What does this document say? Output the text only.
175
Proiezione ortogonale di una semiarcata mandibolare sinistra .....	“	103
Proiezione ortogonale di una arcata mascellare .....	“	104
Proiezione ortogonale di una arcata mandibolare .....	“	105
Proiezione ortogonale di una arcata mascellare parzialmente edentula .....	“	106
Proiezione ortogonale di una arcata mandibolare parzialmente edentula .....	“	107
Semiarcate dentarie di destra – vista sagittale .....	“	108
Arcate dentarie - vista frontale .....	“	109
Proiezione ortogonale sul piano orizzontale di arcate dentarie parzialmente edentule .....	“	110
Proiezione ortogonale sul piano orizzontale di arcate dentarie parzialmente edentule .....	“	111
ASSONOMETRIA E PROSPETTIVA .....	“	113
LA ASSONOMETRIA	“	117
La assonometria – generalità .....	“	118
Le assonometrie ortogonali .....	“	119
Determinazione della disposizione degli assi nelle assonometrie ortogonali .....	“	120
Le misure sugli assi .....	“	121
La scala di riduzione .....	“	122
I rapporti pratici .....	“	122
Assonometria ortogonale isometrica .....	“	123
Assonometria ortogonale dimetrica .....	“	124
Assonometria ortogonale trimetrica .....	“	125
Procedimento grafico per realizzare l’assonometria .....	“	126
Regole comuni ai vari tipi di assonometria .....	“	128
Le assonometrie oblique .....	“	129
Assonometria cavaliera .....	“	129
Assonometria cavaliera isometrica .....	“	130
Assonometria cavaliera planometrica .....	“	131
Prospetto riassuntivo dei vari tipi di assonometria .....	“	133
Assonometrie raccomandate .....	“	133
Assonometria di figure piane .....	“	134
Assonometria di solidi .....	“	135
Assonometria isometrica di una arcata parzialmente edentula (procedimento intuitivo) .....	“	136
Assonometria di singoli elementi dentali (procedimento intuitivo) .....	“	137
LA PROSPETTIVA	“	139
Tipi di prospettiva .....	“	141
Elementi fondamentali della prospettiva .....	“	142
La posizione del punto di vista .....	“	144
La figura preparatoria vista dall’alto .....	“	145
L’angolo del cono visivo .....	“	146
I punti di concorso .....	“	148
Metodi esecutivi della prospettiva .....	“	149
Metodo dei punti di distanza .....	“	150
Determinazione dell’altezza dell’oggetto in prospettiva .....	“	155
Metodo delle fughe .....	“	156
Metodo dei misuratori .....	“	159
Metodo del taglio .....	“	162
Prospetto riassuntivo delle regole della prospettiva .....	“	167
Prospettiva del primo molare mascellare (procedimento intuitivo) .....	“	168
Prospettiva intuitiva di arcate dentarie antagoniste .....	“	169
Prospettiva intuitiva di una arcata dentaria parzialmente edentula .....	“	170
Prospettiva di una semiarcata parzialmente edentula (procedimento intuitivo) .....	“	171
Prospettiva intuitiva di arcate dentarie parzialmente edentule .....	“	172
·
________________
### Work to complete
Faithfully reproduce all of the records, character for character.

### Task output
What does this document say? Output the text only.
175
Proiezione ortogonale di una semiarcata mandibolare sinistra .....	“	103
Proiezione ortogonale di una arcata mascellare .....	“	104
Proiezione ortogonale di una arcata mandibolare .....	“	105
Proiezione ortogonale di una arcata mascellare parzialmente edentula .....	“	106
Proiezione ortogonale di una arcata mandibolare parzialmente edentula .....	“	107
Semiarcate dentarie di destra – vista sagittale .....	“	108
Arcate dentarie - vista frontale .....	“	109
Proiezione ortogonale sul piano orizzontale di arcate dentarie parzialmente edentule .....	“	110
Proiezione ortogonale sul piano orizzontale di arcate dentarie parzialmente edentule .....	“	111
ASSONOMETRIA E PROSPETTIVA .....	“	113
LA ASSONOMETRIA	“	117
La assonometria – generalità .....	“	118
Le assonometrie ortogonali .....	“	119
Determinazione della disposizione degli assi nelle assonometrie ortogonali .....	“	120
Le misure sugli assi .....	“	121
La scala di riduzione .....	“	122
I rapporti pratici .....	“	122
Assonometria ortogonale isometrica .....	“	123
Assonometria ortogonale dimetrica .....	“	124
Assonometria ortogonale trimetrica .....	“	125
Procedimento grafico per realizzare l’assonometria .....	“	126
Regole comuni ai vari tipi di assonometria .....	“	128
Le assonometrie oblique .....	“	129
Assonometria cavaliera .....	“	129
Assonometria cavaliera isometrica .....	“	130
Assonometria cavaliera planometrica .....	“	131
Prospetto riassuntivo dei vari tipi di assonometria .....	“	133
Assonometrie raccomandate .....	“	133
Assonometria di figure piane .....	“	134
Assonometria di solidi .....	“	135
Assonometria isometrica di una arcata parzialmente edentula (procedimento intuitivo) .....	“	136
Assonometria di singoli elementi dentali (procedimento intuitivo) .....	“	137
LA PROSPETTIVA	“	139
Tipi di prospettiva .....	“	141
Elementi fondamentali della prospettiva .....	“	142
La posizione del punto di vista .....	“	144
La figura preparatoria vista dall’alto .....	“	145
L’angolo del cono visivo .....	“	146
I punti di concorso .....	“	148
Metodi esecutivi della prospettiva .....	“	149
Metodo dei punti di distanza .....	“	150
Determinazione dell’altezza dell’oggetto in prospettiva .....	“	155
Metodo delle fughe .....	“	156
Metodo dei misuratori .....	“	159
Metodo del taglio .....	“	162
Prospetto riassuntivo delle regole della prospettiva .....	“	167
Prospettiva del primo molare mascellare (procedimento intuitivo) .....	“	168
Prospettiva intuitiva di arcate dentarie antagoniste .....	“	169
Prospettiva intuitiva di una arcata dentaria parzialmente edentula .....	“	170
Prospettiva di una semiarcata parzialmente edentula (procedimento intuitivo) .....	“	171
Prospettiva intuitiva di arcate dentarie parzialmente edentule .....	“	172
·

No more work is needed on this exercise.